▶ _BRIEF_: Leaving the pictures aside, transcribe every line below exactly.

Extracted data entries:

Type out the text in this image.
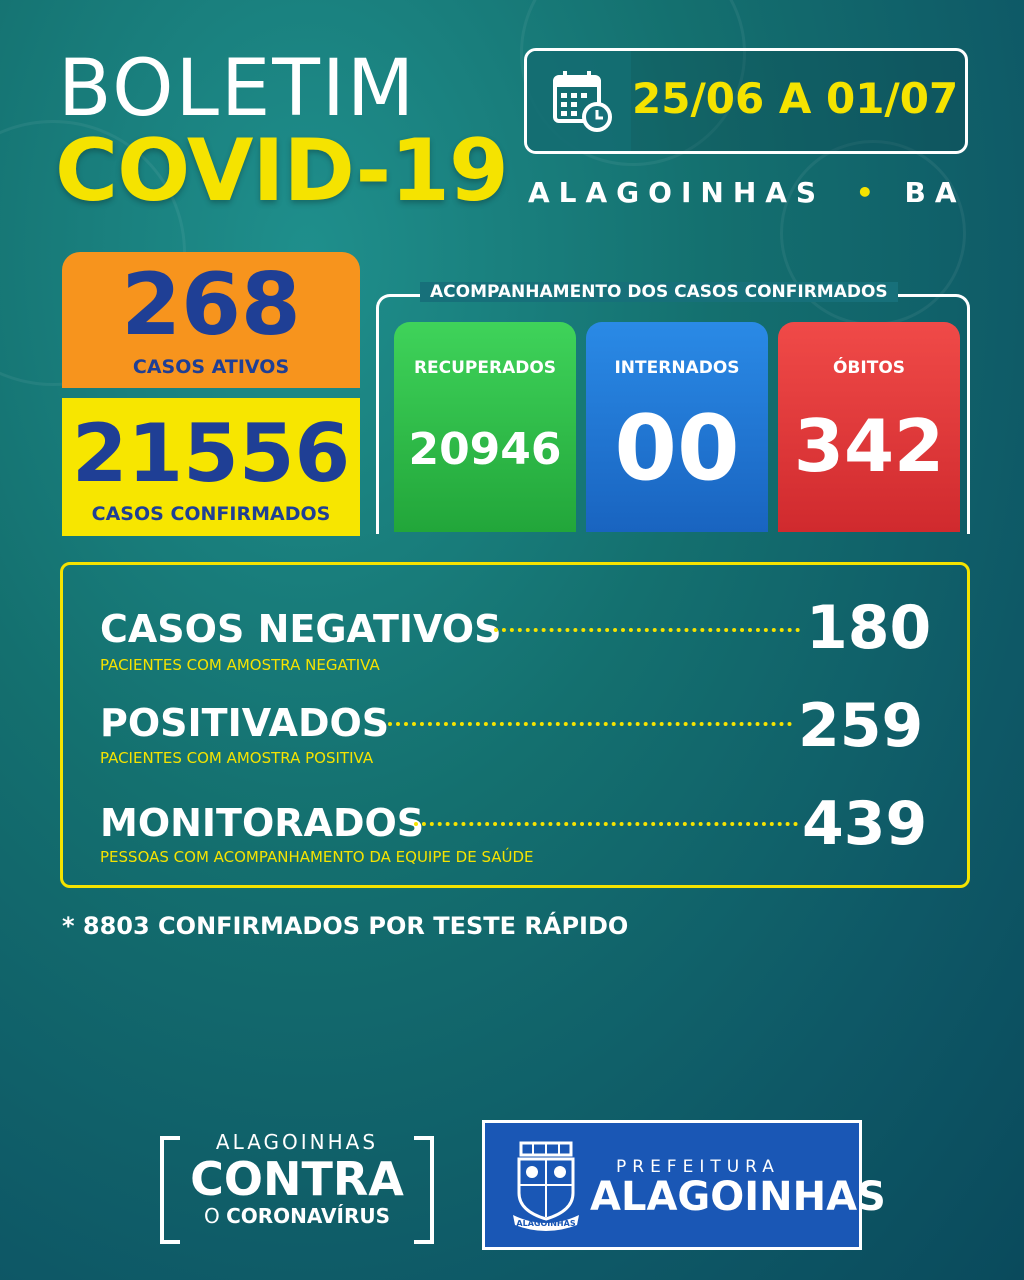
BOLETIM
COVID-19
25/06 A 01/07
ALAGOINHAS • BA
268
CASOS ATIVOS
21556
CASOS CONFIRMADOS
ACOMPANHAMENTO DOS CASOS CONFIRMADOS
RECUPERADOS
20946
INTERNADOS
00
ÓBITOS
342
CASOS NEGATIVOS
PACIENTES COM AMOSTRA NEGATIVA
180
POSITIVADOS
PACIENTES COM AMOSTRA POSITIVA	259
MONITORADOS
PESSOAS COM ACOMPANHAMENTO DA EQUIPE DE SAÚDE	439
* 8803 CONFIRMADOS POR TESTE RÁPIDO
ALAGOINHAS
CONTRA
O CORONAVÍRUS	ALAGOINHAS
PREFEITURA
ALAGOINHAS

▶ _OUTPUT OF THE TASK_:
Type out the text in this image.
BOLETIM
COVID-19
25/06 A 01/07
ALAGOINHAS • BA
268
CASOS ATIVOS
21556
CASOS CONFIRMADOS
ACOMPANHAMENTO DOS CASOS CONFIRMADOS
RECUPERADOS
20946
INTERNADOS
00
ÓBITOS
342
CASOS NEGATIVOS
PACIENTES COM AMOSTRA NEGATIVA
180
POSITIVADOS
PACIENTES COM AMOSTRA POSITIVA	259
MONITORADOS
PESSOAS COM ACOMPANHAMENTO DA EQUIPE DE SAÚDE	439
* 8803 CONFIRMADOS POR TESTE RÁPIDO
ALAGOINHAS
CONTRA
O CORONAVÍRUS	ALAGOINHAS
PREFEITURA
ALAGOINHAS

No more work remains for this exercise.